Would you return the complete listing below word for word?

*-*-*

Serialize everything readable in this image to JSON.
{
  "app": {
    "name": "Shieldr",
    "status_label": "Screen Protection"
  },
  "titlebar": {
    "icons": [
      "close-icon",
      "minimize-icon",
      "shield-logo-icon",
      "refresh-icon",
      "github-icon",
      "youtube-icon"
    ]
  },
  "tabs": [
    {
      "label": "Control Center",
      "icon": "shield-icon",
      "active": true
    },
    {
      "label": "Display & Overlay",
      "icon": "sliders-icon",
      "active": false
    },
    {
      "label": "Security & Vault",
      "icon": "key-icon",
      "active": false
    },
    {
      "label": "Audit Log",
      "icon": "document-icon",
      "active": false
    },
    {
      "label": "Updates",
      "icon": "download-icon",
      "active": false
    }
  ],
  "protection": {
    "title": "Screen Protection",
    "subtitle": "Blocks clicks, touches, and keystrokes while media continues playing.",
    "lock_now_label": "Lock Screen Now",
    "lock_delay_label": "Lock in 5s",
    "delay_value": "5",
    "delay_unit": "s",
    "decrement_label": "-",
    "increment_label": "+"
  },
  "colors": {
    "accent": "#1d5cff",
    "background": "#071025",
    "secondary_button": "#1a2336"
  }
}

*-*-*

In response:
Serialize everything readable in this image to JSON.
{
  "app": {
    "name": "Shieldr",
    "status_label": "Screen Protection"
  },
  "titlebar": {
    "icons": [
      "close-icon",
      "minimize-icon",
      "shield-logo-icon",
      "refresh-icon",
      "github-icon",
      "youtube-icon"
    ]
  },
  "tabs": [
    {
      "label": "Control Center",
      "icon": "shield-icon",
      "active": true
    },
    {
      "label": "Display & Overlay",
      "icon": "sliders-icon",
      "active": false
    },
    {
      "label": "Security & Vault",
      "icon": "key-icon",
      "active": false
    },
    {
      "label": "Audit Log",
      "icon": "document-icon",
      "active": false
    },
    {
      "label": "Updates",
      "icon": "download-icon",
      "active": false
    }
  ],
  "protection": {
    "title": "Screen Protection",
    "subtitle": "Blocks clicks, touches, and keystrokes while media continues playing.",
    "lock_now_label": "Lock Screen Now",
    "lock_delay_label": "Lock in 5s",
    "delay_value": "5",
    "delay_unit": "s",
    "decrement_label": "-",
    "increment_label": "+"
  },
  "colors": {
    "accent": "#1d5cff",
    "background": "#071025",
    "secondary_button": "#1a2336"
  }
}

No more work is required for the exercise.